Task to carry out: Using the entries that follow, state how many lines contain the word "Enumerate". The response is that number and nothing more.

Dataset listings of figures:
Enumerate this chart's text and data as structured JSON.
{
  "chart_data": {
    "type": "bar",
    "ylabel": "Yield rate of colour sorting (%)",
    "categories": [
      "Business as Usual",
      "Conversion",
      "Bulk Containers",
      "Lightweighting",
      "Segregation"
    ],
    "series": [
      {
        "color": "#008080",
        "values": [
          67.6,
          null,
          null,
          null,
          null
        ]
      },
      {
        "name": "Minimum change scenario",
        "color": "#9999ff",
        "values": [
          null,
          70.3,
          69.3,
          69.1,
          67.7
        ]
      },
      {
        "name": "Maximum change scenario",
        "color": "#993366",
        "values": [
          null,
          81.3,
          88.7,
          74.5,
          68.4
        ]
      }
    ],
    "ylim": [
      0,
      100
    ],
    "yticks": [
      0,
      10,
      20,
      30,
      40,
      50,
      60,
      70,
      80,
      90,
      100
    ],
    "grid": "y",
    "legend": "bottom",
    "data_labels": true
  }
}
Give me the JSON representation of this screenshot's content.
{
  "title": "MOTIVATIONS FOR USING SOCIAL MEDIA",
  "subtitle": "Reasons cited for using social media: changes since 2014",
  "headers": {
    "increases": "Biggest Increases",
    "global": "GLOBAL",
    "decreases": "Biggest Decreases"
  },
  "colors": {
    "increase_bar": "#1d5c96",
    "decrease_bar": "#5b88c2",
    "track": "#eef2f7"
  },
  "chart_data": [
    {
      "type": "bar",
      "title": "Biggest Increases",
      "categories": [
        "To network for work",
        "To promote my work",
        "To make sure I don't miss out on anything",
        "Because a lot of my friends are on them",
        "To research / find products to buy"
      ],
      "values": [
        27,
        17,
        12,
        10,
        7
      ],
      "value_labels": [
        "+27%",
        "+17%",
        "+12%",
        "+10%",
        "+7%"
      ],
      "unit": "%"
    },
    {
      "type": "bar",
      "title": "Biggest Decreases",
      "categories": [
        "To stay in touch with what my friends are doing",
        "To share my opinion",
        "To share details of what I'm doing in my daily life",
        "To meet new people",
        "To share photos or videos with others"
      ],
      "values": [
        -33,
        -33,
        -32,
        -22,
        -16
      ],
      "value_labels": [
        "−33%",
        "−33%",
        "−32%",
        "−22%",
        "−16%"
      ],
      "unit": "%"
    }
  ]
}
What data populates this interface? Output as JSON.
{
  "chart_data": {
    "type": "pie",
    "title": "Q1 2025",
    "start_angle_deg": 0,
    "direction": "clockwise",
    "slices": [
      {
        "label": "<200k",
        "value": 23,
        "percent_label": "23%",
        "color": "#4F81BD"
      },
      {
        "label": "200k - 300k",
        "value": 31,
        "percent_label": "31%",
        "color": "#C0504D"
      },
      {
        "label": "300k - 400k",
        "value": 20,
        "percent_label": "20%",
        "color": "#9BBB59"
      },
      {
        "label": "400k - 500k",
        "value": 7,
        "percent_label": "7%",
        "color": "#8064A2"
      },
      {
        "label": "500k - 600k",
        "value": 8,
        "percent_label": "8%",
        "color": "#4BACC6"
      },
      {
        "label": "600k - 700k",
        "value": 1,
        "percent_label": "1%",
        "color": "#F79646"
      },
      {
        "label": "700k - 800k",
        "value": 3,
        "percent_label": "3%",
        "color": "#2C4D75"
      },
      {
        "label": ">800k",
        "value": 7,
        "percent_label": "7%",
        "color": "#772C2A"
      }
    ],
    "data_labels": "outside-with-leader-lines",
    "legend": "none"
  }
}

...

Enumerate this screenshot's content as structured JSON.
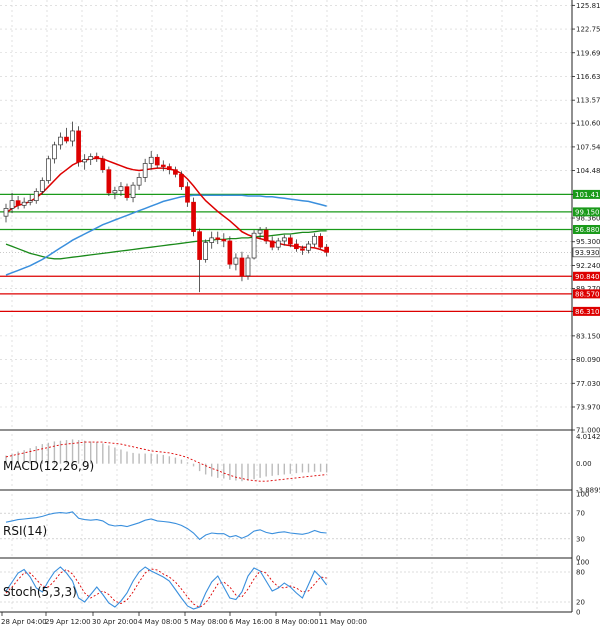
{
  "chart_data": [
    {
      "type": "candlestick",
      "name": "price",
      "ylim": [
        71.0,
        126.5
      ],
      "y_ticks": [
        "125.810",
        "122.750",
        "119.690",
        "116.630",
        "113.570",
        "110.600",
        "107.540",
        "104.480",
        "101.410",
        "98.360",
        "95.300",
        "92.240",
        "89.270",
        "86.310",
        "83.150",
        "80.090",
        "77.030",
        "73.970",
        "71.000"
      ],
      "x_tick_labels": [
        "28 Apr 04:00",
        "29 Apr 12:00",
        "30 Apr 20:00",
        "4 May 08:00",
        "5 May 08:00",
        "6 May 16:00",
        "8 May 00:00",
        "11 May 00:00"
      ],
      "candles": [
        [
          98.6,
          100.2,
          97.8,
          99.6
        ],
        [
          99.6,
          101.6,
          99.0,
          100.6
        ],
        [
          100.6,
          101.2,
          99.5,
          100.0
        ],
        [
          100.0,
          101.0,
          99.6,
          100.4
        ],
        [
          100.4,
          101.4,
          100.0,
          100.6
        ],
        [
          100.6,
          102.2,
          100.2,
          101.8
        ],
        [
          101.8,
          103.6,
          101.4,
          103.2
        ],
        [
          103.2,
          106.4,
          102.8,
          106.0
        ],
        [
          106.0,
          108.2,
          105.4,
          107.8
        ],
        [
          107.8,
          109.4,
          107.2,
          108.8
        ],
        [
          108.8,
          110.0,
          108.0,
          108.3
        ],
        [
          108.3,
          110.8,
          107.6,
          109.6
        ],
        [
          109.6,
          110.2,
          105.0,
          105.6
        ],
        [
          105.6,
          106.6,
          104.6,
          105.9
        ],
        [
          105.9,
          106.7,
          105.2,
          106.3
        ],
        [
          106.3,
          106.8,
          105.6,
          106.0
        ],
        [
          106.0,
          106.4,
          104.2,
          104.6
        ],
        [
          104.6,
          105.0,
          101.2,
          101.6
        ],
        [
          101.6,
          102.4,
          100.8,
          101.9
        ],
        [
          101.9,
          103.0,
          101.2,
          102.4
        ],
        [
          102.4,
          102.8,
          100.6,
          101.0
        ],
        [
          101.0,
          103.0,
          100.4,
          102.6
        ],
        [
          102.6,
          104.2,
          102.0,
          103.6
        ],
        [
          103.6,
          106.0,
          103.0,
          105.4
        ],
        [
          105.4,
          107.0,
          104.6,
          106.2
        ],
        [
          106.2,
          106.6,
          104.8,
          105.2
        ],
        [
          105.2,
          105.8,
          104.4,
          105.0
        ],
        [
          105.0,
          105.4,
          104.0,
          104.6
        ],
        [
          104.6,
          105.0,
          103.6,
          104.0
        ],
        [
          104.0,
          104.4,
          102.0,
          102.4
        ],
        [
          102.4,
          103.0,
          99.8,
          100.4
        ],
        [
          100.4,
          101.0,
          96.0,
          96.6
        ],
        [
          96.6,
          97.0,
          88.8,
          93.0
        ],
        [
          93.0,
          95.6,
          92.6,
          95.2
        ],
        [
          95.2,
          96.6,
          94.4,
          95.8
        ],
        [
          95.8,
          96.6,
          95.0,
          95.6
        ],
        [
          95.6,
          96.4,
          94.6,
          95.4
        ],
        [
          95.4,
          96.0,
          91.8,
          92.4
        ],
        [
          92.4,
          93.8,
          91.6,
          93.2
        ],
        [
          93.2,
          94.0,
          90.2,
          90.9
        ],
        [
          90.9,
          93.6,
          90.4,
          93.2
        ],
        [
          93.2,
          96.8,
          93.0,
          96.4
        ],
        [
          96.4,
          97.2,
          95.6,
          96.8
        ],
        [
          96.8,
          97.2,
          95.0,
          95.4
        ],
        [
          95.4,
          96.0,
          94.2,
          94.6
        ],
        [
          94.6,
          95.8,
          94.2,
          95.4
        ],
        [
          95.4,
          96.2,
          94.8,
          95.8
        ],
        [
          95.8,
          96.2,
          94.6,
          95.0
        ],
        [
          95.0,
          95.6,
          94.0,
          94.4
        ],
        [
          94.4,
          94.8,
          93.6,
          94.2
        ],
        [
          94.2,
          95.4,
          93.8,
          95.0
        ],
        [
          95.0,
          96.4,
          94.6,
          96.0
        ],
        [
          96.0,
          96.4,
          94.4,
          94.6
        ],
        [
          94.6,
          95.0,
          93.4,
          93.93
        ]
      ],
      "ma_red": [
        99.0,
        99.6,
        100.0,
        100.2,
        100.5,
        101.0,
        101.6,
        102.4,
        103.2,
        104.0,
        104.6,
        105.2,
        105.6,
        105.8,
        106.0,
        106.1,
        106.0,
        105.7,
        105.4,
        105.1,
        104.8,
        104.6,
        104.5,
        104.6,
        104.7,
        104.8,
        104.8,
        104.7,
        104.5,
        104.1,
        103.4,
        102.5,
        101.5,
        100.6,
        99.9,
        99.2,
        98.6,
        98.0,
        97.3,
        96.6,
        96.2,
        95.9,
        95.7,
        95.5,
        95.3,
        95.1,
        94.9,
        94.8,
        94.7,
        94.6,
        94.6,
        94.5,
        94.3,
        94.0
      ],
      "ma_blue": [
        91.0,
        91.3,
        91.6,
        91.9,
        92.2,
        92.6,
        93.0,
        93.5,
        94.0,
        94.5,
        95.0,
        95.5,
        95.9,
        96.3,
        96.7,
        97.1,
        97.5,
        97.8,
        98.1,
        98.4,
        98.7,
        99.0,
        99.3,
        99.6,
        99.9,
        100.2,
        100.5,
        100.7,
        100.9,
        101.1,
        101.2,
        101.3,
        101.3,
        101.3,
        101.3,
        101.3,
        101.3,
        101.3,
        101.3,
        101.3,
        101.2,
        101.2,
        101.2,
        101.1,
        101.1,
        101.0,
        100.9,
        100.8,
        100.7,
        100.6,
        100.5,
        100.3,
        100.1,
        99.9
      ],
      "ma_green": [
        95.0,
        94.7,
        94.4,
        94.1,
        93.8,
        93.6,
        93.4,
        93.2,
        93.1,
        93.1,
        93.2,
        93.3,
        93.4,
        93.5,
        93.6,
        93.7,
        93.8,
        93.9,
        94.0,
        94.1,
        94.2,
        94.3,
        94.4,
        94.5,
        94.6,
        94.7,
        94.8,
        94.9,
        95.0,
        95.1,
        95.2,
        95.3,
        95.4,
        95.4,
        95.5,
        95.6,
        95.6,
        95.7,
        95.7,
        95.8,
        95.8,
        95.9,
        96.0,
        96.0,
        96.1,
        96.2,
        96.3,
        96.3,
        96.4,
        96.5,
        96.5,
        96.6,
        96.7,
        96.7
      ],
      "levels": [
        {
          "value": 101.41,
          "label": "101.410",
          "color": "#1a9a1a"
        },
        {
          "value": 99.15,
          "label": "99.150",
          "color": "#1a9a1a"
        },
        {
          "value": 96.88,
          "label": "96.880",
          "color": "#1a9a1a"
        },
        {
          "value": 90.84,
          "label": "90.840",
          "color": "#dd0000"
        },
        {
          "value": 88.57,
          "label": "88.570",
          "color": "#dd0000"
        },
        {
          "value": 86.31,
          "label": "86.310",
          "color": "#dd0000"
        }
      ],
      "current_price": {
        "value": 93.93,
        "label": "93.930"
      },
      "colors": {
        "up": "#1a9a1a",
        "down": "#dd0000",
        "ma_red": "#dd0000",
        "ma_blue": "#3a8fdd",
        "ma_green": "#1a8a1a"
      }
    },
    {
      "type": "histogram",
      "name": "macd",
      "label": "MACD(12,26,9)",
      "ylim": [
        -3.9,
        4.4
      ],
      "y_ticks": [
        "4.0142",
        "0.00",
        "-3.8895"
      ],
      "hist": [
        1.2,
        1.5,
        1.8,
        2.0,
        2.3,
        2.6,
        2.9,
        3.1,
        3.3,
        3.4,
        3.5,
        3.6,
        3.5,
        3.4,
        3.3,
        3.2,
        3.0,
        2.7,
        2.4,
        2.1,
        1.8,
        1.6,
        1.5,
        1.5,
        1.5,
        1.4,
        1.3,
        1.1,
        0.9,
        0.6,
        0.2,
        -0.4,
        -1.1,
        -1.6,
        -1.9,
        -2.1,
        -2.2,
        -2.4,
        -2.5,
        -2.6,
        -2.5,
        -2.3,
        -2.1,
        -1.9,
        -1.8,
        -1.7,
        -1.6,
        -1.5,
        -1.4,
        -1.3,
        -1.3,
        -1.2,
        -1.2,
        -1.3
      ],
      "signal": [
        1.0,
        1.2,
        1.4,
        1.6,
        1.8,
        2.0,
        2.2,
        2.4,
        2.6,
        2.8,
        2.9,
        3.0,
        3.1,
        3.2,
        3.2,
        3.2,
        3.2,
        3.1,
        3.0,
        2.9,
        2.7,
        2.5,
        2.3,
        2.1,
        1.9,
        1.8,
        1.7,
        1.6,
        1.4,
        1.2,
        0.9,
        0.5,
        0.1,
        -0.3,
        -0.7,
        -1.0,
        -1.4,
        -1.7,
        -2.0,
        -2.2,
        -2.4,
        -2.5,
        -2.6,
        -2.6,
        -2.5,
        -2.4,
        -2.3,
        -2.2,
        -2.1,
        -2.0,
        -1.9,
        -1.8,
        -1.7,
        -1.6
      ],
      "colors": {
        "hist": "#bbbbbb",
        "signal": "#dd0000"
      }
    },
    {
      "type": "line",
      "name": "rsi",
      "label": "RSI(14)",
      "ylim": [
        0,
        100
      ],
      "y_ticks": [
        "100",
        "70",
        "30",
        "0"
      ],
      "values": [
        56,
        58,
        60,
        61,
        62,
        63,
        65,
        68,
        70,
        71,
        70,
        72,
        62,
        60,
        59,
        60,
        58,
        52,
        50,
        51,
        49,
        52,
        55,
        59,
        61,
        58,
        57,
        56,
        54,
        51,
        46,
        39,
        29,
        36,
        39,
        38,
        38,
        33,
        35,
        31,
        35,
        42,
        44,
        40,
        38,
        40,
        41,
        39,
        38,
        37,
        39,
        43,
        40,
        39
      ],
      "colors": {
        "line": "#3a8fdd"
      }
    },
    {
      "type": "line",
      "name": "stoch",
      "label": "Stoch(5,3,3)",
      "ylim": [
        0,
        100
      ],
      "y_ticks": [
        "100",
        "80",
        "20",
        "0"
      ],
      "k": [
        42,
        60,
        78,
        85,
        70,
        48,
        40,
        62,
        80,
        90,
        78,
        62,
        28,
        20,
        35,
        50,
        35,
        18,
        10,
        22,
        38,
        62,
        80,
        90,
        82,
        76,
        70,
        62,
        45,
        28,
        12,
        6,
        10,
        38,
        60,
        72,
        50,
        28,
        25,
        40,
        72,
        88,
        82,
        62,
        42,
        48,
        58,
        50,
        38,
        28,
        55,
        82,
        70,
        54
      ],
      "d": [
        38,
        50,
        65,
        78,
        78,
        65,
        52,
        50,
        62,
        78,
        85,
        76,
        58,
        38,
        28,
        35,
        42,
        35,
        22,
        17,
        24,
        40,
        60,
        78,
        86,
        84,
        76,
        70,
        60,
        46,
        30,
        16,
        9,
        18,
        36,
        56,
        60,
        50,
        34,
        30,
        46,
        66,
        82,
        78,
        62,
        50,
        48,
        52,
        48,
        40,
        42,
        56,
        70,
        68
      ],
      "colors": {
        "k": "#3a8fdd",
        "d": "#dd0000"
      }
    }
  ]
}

Exercise result: 2